▶ INPUT

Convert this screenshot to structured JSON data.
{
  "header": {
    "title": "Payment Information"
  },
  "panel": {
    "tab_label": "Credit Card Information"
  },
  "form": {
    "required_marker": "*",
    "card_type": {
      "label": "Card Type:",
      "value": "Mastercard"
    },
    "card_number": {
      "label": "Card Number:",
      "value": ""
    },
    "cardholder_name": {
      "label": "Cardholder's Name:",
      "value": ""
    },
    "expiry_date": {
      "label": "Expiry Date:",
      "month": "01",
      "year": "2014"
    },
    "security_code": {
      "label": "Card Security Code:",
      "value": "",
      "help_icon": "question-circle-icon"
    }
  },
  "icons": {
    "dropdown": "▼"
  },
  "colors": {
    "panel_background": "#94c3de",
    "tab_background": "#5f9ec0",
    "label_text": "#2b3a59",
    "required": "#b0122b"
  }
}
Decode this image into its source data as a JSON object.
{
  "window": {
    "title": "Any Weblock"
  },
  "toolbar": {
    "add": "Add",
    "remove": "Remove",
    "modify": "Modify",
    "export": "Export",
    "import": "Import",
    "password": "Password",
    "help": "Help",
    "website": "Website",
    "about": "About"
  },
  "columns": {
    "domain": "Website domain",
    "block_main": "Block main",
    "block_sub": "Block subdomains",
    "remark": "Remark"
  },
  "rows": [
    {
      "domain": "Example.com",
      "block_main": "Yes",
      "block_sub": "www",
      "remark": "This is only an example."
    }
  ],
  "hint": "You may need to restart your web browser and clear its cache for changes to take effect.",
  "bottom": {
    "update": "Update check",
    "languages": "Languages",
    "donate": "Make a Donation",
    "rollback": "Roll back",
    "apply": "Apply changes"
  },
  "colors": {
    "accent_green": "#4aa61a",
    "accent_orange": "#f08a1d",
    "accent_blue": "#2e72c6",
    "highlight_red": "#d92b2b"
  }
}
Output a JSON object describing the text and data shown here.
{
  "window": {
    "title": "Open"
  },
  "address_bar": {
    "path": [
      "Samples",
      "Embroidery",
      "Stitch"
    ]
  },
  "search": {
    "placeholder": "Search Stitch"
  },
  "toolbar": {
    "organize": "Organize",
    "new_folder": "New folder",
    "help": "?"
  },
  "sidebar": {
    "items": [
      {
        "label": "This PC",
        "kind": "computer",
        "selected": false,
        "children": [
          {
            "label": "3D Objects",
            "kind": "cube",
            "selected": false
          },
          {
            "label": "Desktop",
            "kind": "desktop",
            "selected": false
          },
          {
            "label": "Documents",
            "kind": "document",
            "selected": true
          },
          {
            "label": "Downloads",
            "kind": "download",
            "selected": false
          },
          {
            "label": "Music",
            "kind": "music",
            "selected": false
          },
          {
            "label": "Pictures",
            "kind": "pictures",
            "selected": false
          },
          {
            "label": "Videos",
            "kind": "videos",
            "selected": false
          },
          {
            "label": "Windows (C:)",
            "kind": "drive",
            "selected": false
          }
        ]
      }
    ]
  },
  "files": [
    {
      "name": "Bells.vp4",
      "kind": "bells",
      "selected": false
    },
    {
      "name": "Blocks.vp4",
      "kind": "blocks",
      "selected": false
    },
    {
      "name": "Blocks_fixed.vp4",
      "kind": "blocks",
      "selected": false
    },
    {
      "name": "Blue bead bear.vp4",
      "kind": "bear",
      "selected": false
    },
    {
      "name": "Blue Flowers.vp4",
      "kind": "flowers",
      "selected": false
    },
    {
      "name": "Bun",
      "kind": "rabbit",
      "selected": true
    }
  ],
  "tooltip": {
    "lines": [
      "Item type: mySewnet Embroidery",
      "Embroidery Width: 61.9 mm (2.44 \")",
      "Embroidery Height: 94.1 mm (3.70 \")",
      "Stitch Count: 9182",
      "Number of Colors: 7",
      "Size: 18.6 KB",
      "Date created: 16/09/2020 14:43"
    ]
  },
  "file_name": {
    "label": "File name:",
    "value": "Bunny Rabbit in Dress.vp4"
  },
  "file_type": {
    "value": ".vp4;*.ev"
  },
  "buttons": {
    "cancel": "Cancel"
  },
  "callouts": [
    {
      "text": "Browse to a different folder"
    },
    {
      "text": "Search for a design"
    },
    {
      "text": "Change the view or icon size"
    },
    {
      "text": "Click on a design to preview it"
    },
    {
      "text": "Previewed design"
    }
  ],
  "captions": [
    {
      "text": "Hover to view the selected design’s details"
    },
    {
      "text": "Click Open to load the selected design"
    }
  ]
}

▶ WHAT TO DO
Using the entries above, find all lines with "Click". Copy them.

▶ WRITTEN REPLY
      "text": "Click on a design to preview it"
      "text": "Click Open to load the selected design"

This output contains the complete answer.